*Instruction*:
Among the entries below, find the lines with "standard" and copy them.

*Data records*:
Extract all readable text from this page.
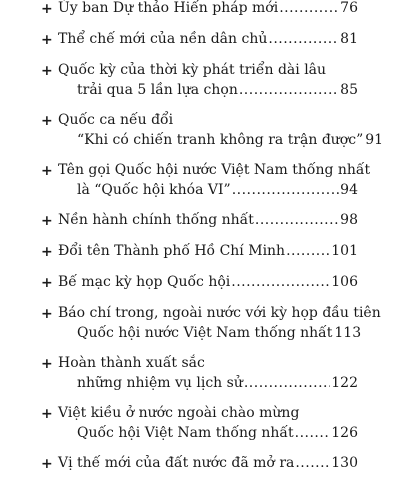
+ Ủy ban Dự thảo Hiến pháp mới .....	76
+ Thể chế mới của nền dân chủ .....	81
+ Quốc kỳ của thời kỳ phát triển dài lâu
trải qua 5 lần lựa chọn .....	85
+ Quốc ca nếu đổi
“Khi có chiến tranh không ra trận được” 91
+ Tên gọi Quốc hội nước Việt Nam thống nhất
là “Quốc hội khóa VI” .....	94
+ Nền hành chính thống nhất .....	98
+ Đổi tên Thành phố Hồ Chí Minh .....	101
+ Bế mạc kỳ họp Quốc hội .....	106
+ Báo chí trong, ngoài nước với kỳ họp đầu tiên
Quốc hội nước Việt Nam thống nhất 113
+ Hoàn thành xuất sắc
những nhiệm vụ lịch sử .....	122
+ Việt kiều ở nước ngoài chào mừng
Quốc hội Việt Nam thống nhất .....	126
+ Vị thế mới của đất nước đã mở ra .....	130
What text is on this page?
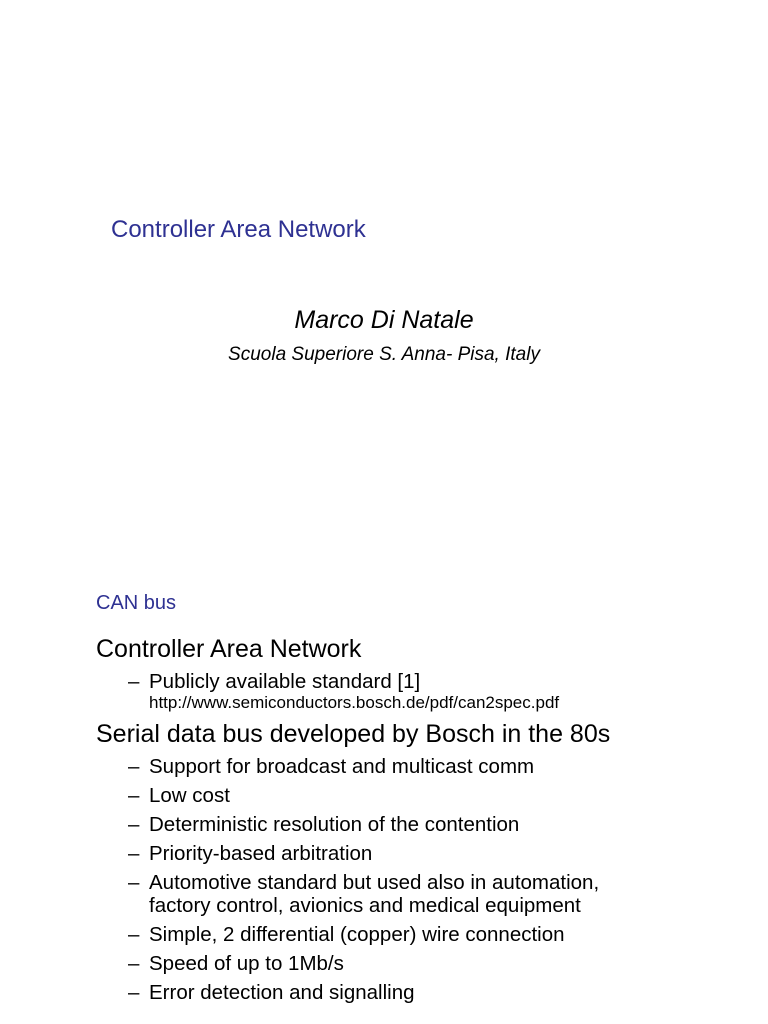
Controller Area Network
Marco Di Natale
Scuola Superiore S. Anna- Pisa, Italy
CAN bus

Controller Area Network

– Publicly available standard [1]
http://www.semiconductors.bosch.de/pdf/can2spec.pdf

Serial data bus developed by Bosch in the 80s

– Support for broadcast and multicast comm
– Low cost
– Deterministic resolution of the contention
– Priority-based arbitration
– Automotive standard but used also in automation,
factory control, avionics and medical equipment
– Simple, 2 differential (copper) wire connection
– Speed of up to 1Mb/s
– Error detection and signalling
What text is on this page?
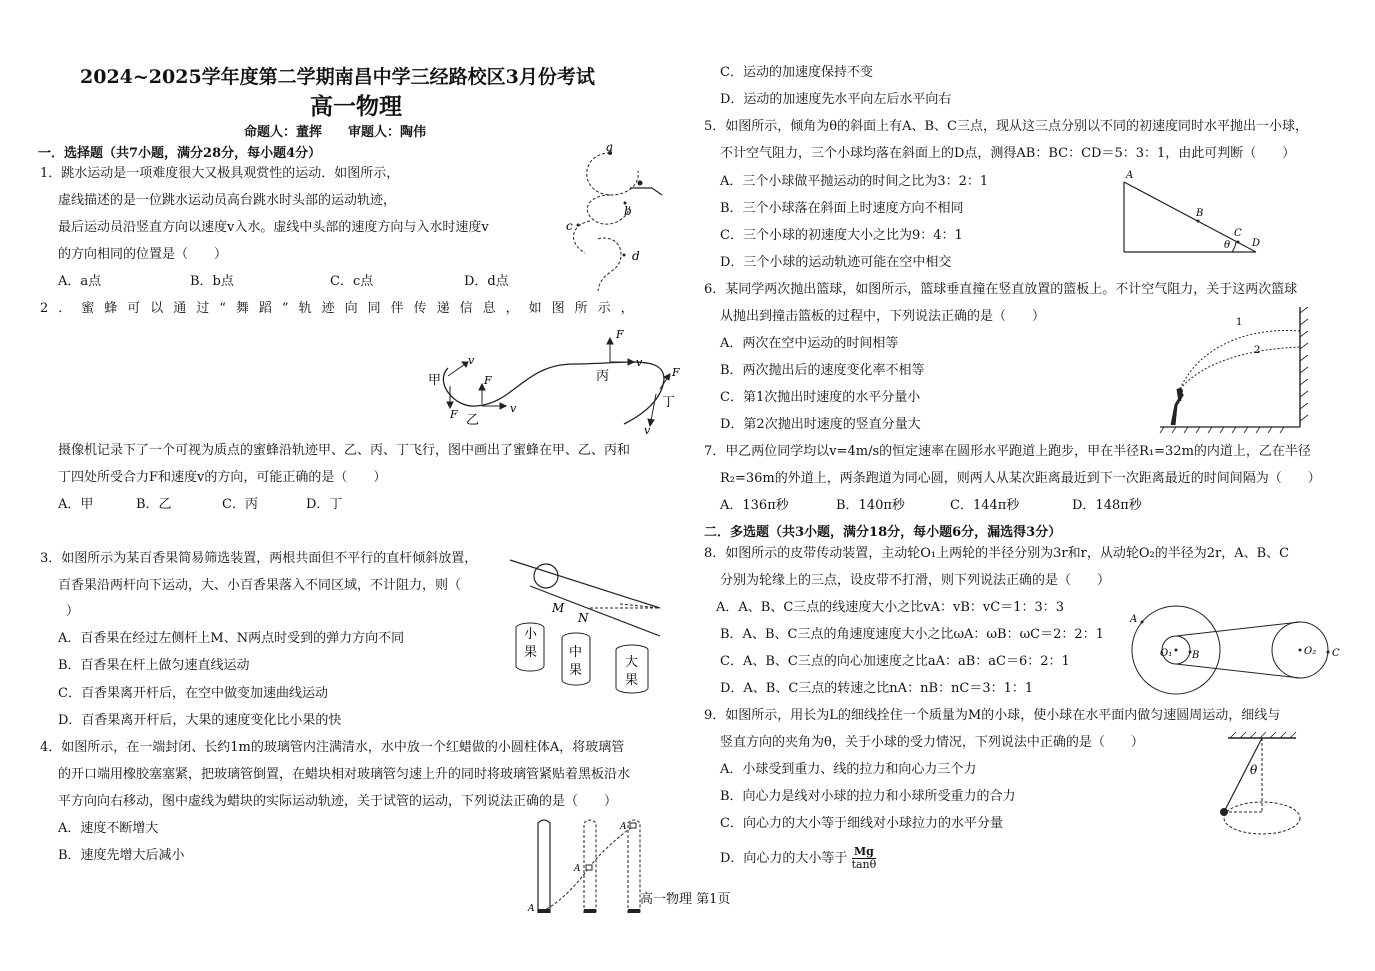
2024~2025学年度第二学期南昌中学三经路校区3月份考试
高一物理
命题人：董挥　　审题人：陶伟
一．选择题（共7小题，满分28分，每小题4分）
1．跳水运动是一项难度很大又极具观赏性的运动．如图所示，
虚线描述的是一位跳水运动员高台跳水时头部的运动轨迹，
最后运动员沿竖直方向以速度v入水。虚线中头部的速度方向与入水时速度v
的方向相同的位置是（　　）
A．a点	B．b点	C．c点	D．d点
a
b
c
d
2．蜜蜂可以通过“舞蹈”轨迹向同伴传递信息，如图所示，
甲
乙
丙
丁
v
F
F
v
F
v
F
v
摄像机记录下了一个可视为质点的蜜蜂沿轨迹甲、乙、丙、丁飞行，图中画出了蜜蜂在甲、乙、丙和
丁四处所受合力F和速度v的方向，可能正确的是（　　）
A．甲	B．乙	C．丙	D．丁
3．如图所示为某百香果简易筛选装置，两根共面但不平行的直杆倾斜放置，
百香果沿两杆向下运动，大、小百香果落入不同区域，不计阻力，则（
）
A．百香果在经过左侧杆上M、N两点时受到的弹力方向不同
B．百香果在杆上做匀速直线运动
C．百香果离开杆后，在空中做变加速曲线运动
D．百香果离开杆后，大果的速度变化比小果的快
M
N
小
果 中
果
大
果
4．如图所示，在一端封闭、长约1m的玻璃管内注满清水，水中放一个红蜡做的小圆柱体A，将玻璃管
的开口端用橡胶塞塞紧，把玻璃管倒置，在蜡块相对玻璃管匀速上升的同时将玻璃管紧贴着黑板沿水
平方向向右移动，图中虚线为蜡块的实际运动轨迹，关于试管的运动，下列说法正确的是（　　）
A．速度不断增大
B．速度先增大后减小
A
A
A
C．运动的加速度保持不变
D．运动的加速度先水平向左后水平向右
5．如图所示，倾角为θ的斜面上有A、B、C三点，现从这三点分别以不同的初速度同时水平抛出一小球，
不计空气阻力，三个小球均落在斜面上的D点，测得AB：BC：CD＝5：3：1，由此可判断（　　）
A．三个小球做平抛运动的时间之比为3：2：1
B．三个小球落在斜面上时速度方向不相同
C．三个小球的初速度大小之比为9：4：1
D．三个小球的运动轨迹可能在空中相交
A
B
C
D
θ
6．某同学两次抛出篮球，如图所示，篮球垂直撞在竖直放置的篮板上。不计空气阻力，关于这两次篮球
从抛出到撞击篮板的过程中，下列说法正确的是（　　）
A．两次在空中运动的时间相等
B．两次抛出后的速度变化率不相等
C．第1次抛出时速度的水平分量小
D．第2次抛出时速度的竖直分量大
1
2
7．甲乙两位同学均以v=4m/s的恒定速率在圆形水平跑道上跑步，甲在半径R₁=32m的内道上，乙在半径
R₂=36m的外道上，两条跑道为同心圆，则两人从某次距离最近到下一次距离最近的时间间隔为（　　）
A．136π秒	B．140π秒	C．144π秒	D．148π秒
二．多选题（共3小题，满分18分，每小题6分，漏选得3分）
8．如图所示的皮带传动装置，主动轮O₁上两轮的半径分别为3r和r，从动轮O₂的半径为2r，A、B、C
分别为轮缘上的三点，设皮带不打滑，则下列说法正确的是（　　）
A．A、B、C三点的线速度大小之比vA：vB：vC＝1：3：3
B．A、B、C三点的角速度速度大小之比ωA：ωB：ωC＝2：2：1
C．A、B、C三点的向心加速度之比aA：aB：aC＝6：2：1
D．A、B、C三点的转速之比nA：nB：nC＝3：1：1
A
O₁ B	O₂ C
9．如图所示，用长为L的细线拴住一个质量为M的小球，使小球在水平面内做匀速圆周运动，细线与
竖直方向的夹角为θ，关于小球的受力情况，下列说法中正确的是（　　）
A．小球受到重力、线的拉力和向心力三个力
B．向心力是线对小球的拉力和小球所受重力的合力
C．向心力的大小等于细线对小球拉力的水平分量
D．向心力的大小等于 $\frac{Mg}{\tan\theta}$
θ
高一物理 第1页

*Answer in full*:
– Publicly available standard [1]
– Automotive standard but used also in automation,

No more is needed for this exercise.